- [Stored data]
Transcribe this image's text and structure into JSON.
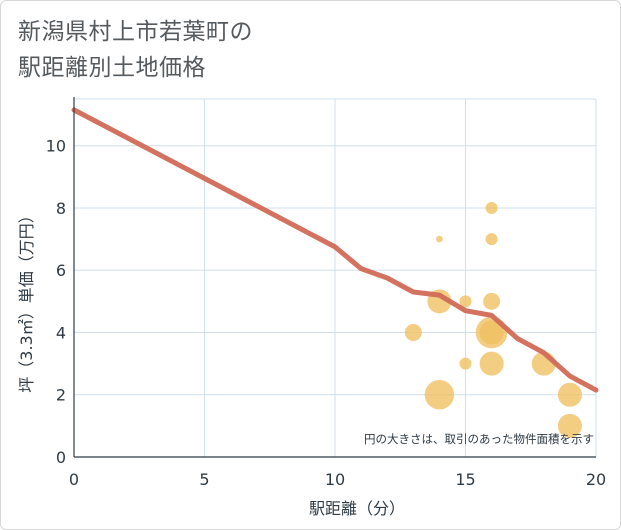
{
  "chart_data": {
    "type": "scatter",
    "title_line1": "新潟県村上市若葉町の",
    "title_line2": "駅距離別土地価格",
    "xlabel": "駅距離（分）",
    "ylabel": "坪（3.3㎡）単価（万円）",
    "xlim": [
      0,
      20
    ],
    "ylim": [
      0,
      11.5
    ],
    "xticks": [
      0,
      5,
      10,
      15,
      20
    ],
    "yticks": [
      0,
      2,
      4,
      6,
      8,
      10
    ],
    "grid": true,
    "note": "円の大きさは、取引のあった物件面積を示す",
    "colors": {
      "line": "#d06a56",
      "bubble": "#f0c062",
      "grid": "#cfe0ea"
    },
    "trend_line": {
      "name": "trend",
      "x": [
        0,
        10,
        11,
        12,
        13,
        14,
        15,
        16,
        17,
        18,
        19,
        20
      ],
      "y": [
        11.15,
        6.75,
        6.05,
        5.75,
        5.3,
        5.2,
        4.7,
        4.55,
        3.8,
        3.35,
        2.6,
        2.15
      ]
    },
    "points": [
      {
        "x": 13,
        "y": 4,
        "size": 2
      },
      {
        "x": 14,
        "y": 5,
        "size": 4
      },
      {
        "x": 14,
        "y": 2,
        "size": 6
      },
      {
        "x": 14,
        "y": 7,
        "size": 0.3
      },
      {
        "x": 15,
        "y": 5,
        "size": 1
      },
      {
        "x": 15,
        "y": 3,
        "size": 1
      },
      {
        "x": 16,
        "y": 8,
        "size": 1
      },
      {
        "x": 16,
        "y": 7,
        "size": 1
      },
      {
        "x": 16,
        "y": 5,
        "size": 2
      },
      {
        "x": 16,
        "y": 4,
        "size": 7
      },
      {
        "x": 16,
        "y": 4,
        "size": 4
      },
      {
        "x": 16,
        "y": 3,
        "size": 4
      },
      {
        "x": 18,
        "y": 3,
        "size": 4
      },
      {
        "x": 19,
        "y": 2,
        "size": 4
      },
      {
        "x": 19,
        "y": 1,
        "size": 4
      }
    ]
  }
}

- [Written request] Reproduce all of the data exactly, omitting each picture it holds.

- [Answer to the exercise]
Transcribe this image's text and structure into JSON.
{
  "chart_data": {
    "type": "scatter",
    "title_line1": "新潟県村上市若葉町の",
    "title_line2": "駅距離別土地価格",
    "xlabel": "駅距離（分）",
    "ylabel": "坪（3.3㎡）単価（万円）",
    "xlim": [
      0,
      20
    ],
    "ylim": [
      0,
      11.5
    ],
    "xticks": [
      0,
      5,
      10,
      15,
      20
    ],
    "yticks": [
      0,
      2,
      4,
      6,
      8,
      10
    ],
    "grid": true,
    "note": "円の大きさは、取引のあった物件面積を示す",
    "colors": {
      "line": "#d06a56",
      "bubble": "#f0c062",
      "grid": "#cfe0ea"
    },
    "trend_line": {
      "name": "trend",
      "x": [
        0,
        10,
        11,
        12,
        13,
        14,
        15,
        16,
        17,
        18,
        19,
        20
      ],
      "y": [
        11.15,
        6.75,
        6.05,
        5.75,
        5.3,
        5.2,
        4.7,
        4.55,
        3.8,
        3.35,
        2.6,
        2.15
      ]
    },
    "points": [
      {
        "x": 13,
        "y": 4,
        "size": 2
      },
      {
        "x": 14,
        "y": 5,
        "size": 4
      },
      {
        "x": 14,
        "y": 2,
        "size": 6
      },
      {
        "x": 14,
        "y": 7,
        "size": 0.3
      },
      {
        "x": 15,
        "y": 5,
        "size": 1
      },
      {
        "x": 15,
        "y": 3,
        "size": 1
      },
      {
        "x": 16,
        "y": 8,
        "size": 1
      },
      {
        "x": 16,
        "y": 7,
        "size": 1
      },
      {
        "x": 16,
        "y": 5,
        "size": 2
      },
      {
        "x": 16,
        "y": 4,
        "size": 7
      },
      {
        "x": 16,
        "y": 4,
        "size": 4
      },
      {
        "x": 16,
        "y": 3,
        "size": 4
      },
      {
        "x": 18,
        "y": 3,
        "size": 4
      },
      {
        "x": 19,
        "y": 2,
        "size": 4
      },
      {
        "x": 19,
        "y": 1,
        "size": 4
      }
    ]
  }
}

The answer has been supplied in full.